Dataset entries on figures

>>>

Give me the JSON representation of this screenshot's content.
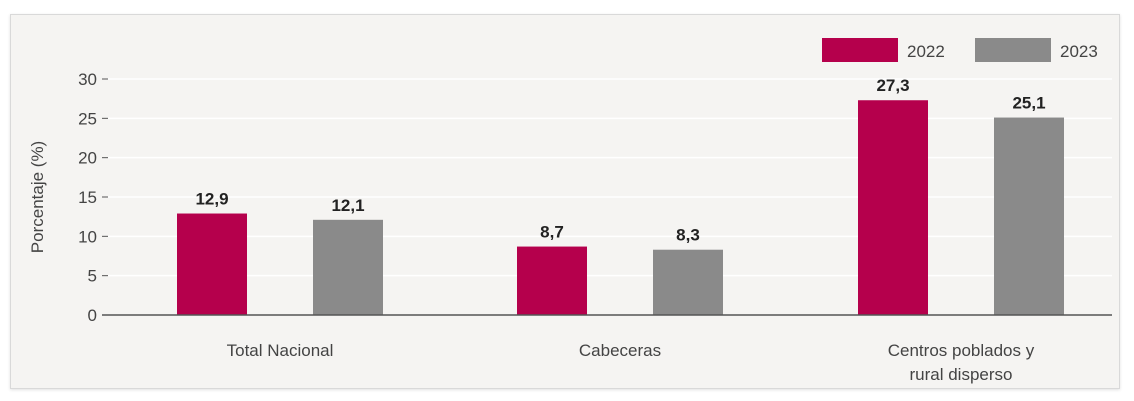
{
  "chart_data": {
    "type": "bar",
    "categories": [
      "Total Nacional",
      "Cabeceras",
      "Centros poblados y rural disperso"
    ],
    "category_lines": [
      [
        "Total Nacional"
      ],
      [
        "Cabeceras"
      ],
      [
        "Centros poblados y",
        "rural disperso"
      ]
    ],
    "series": [
      {
        "name": "2022",
        "values": [
          12.9,
          8.7,
          27.3
        ],
        "labels": [
          "12,9",
          "8,7",
          "27,3"
        ],
        "color": "#b5004c"
      },
      {
        "name": "2023",
        "values": [
          12.1,
          8.3,
          25.1
        ],
        "labels": [
          "12,1",
          "8,3",
          "25,1"
        ],
        "color": "#8a8a8a"
      }
    ],
    "title": "",
    "xlabel": "",
    "ylabel": "Porcentaje (%)",
    "ylim": [
      0,
      30
    ],
    "yticks": [
      0,
      5,
      10,
      15,
      20,
      25,
      30
    ],
    "grid": true,
    "legend": "top-right"
  },
  "colors": {
    "background": "#f5f4f2",
    "grid": "#ffffff",
    "axis": "#555555",
    "text": "#444444",
    "label": "#222222"
  }
}
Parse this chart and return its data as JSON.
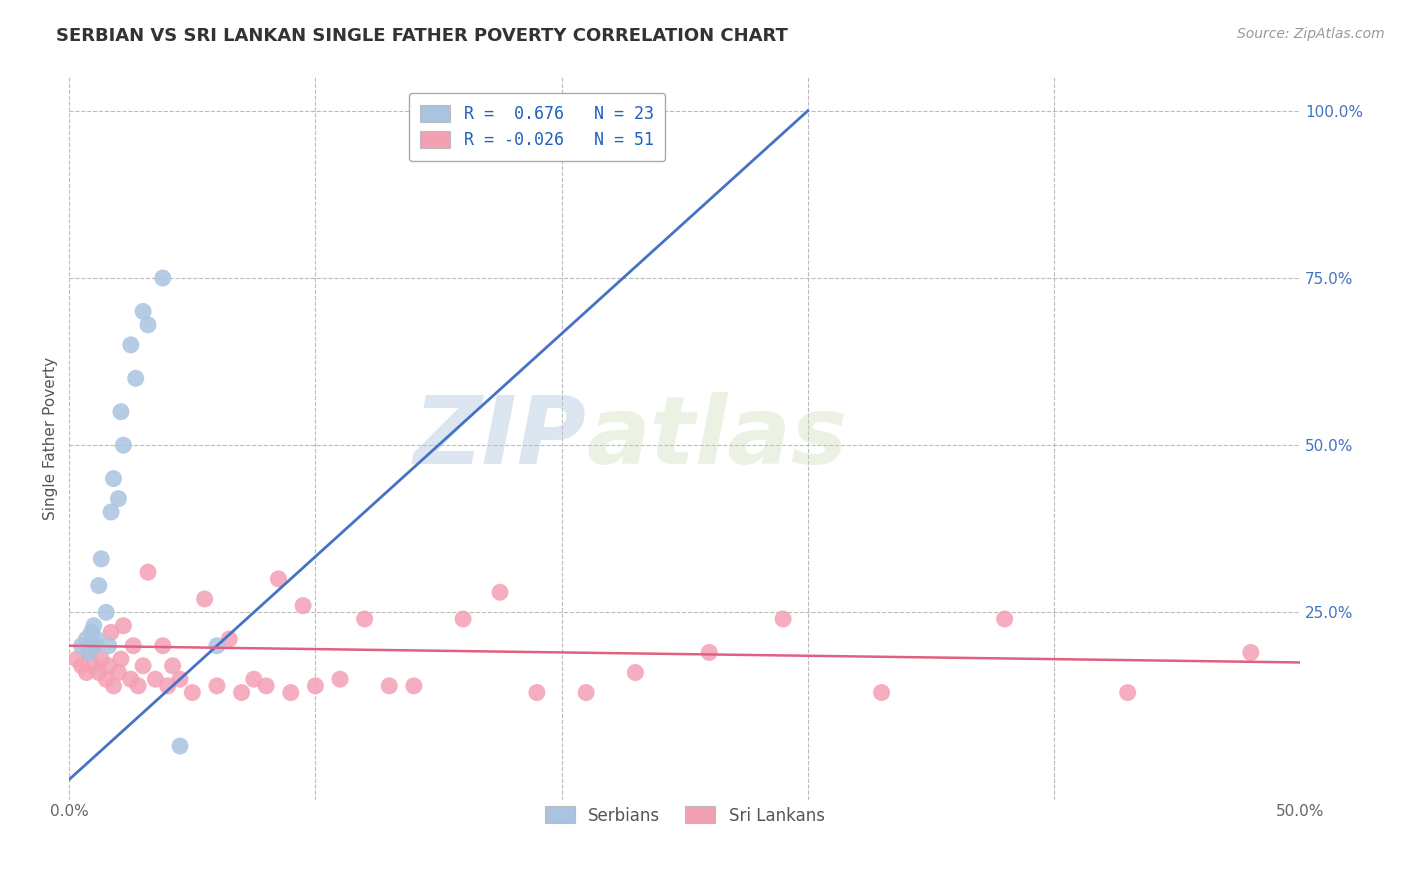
{
  "title": "SERBIAN VS SRI LANKAN SINGLE FATHER POVERTY CORRELATION CHART",
  "source_text": "Source: ZipAtlas.com",
  "ylabel": "Single Father Poverty",
  "watermark_zip": "ZIP",
  "watermark_atlas": "atlas",
  "xlim": [
    0.0,
    0.5
  ],
  "ylim": [
    -0.03,
    1.05
  ],
  "xticks": [
    0.0,
    0.1,
    0.2,
    0.3,
    0.4,
    0.5
  ],
  "xticklabels": [
    "0.0%",
    "",
    "",
    "",
    "",
    "50.0%"
  ],
  "yticks_right": [
    0.25,
    0.5,
    0.75,
    1.0
  ],
  "yticklabels_right": [
    "25.0%",
    "50.0%",
    "75.0%",
    "100.0%"
  ],
  "serbian_R": 0.676,
  "serbian_N": 23,
  "srilanka_R": -0.026,
  "srilanka_N": 51,
  "serbian_color": "#a8c4e0",
  "srilanka_color": "#f4a0b4",
  "serbian_line_color": "#4472c4",
  "srilanka_line_color": "#e06080",
  "legend_R_color": "#2060c0",
  "grid_color": "#bbbbbb",
  "background_color": "#ffffff",
  "serbian_x": [
    0.005,
    0.007,
    0.008,
    0.009,
    0.01,
    0.01,
    0.011,
    0.012,
    0.013,
    0.015,
    0.016,
    0.017,
    0.018,
    0.02,
    0.021,
    0.022,
    0.025,
    0.027,
    0.03,
    0.032,
    0.038,
    0.045,
    0.06
  ],
  "serbian_y": [
    0.2,
    0.21,
    0.19,
    0.22,
    0.2,
    0.23,
    0.21,
    0.29,
    0.33,
    0.25,
    0.2,
    0.4,
    0.45,
    0.42,
    0.55,
    0.5,
    0.65,
    0.6,
    0.7,
    0.68,
    0.75,
    0.05,
    0.2
  ],
  "srilanka_x": [
    0.003,
    0.005,
    0.007,
    0.008,
    0.01,
    0.01,
    0.012,
    0.013,
    0.015,
    0.016,
    0.017,
    0.018,
    0.02,
    0.021,
    0.022,
    0.025,
    0.026,
    0.028,
    0.03,
    0.032,
    0.035,
    0.038,
    0.04,
    0.042,
    0.045,
    0.05,
    0.055,
    0.06,
    0.065,
    0.07,
    0.075,
    0.08,
    0.085,
    0.09,
    0.095,
    0.1,
    0.11,
    0.12,
    0.13,
    0.14,
    0.16,
    0.175,
    0.19,
    0.21,
    0.23,
    0.26,
    0.29,
    0.33,
    0.38,
    0.43,
    0.48
  ],
  "srilanka_y": [
    0.18,
    0.17,
    0.16,
    0.19,
    0.17,
    0.2,
    0.16,
    0.18,
    0.15,
    0.17,
    0.22,
    0.14,
    0.16,
    0.18,
    0.23,
    0.15,
    0.2,
    0.14,
    0.17,
    0.31,
    0.15,
    0.2,
    0.14,
    0.17,
    0.15,
    0.13,
    0.27,
    0.14,
    0.21,
    0.13,
    0.15,
    0.14,
    0.3,
    0.13,
    0.26,
    0.14,
    0.15,
    0.24,
    0.14,
    0.14,
    0.24,
    0.28,
    0.13,
    0.13,
    0.16,
    0.19,
    0.24,
    0.13,
    0.24,
    0.13,
    0.19
  ],
  "serbian_line_x": [
    0.0,
    0.3
  ],
  "serbian_line_y": [
    0.0,
    1.0
  ],
  "srilanka_line_x": [
    0.0,
    0.5
  ],
  "srilanka_line_y": [
    0.2,
    0.175
  ]
}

<<<

* **Written request**
Select, from the listing, all lines that include the word "poblados".

* **Solved exercise**
      "Centros poblados y rural disperso"
        "Centros poblados y",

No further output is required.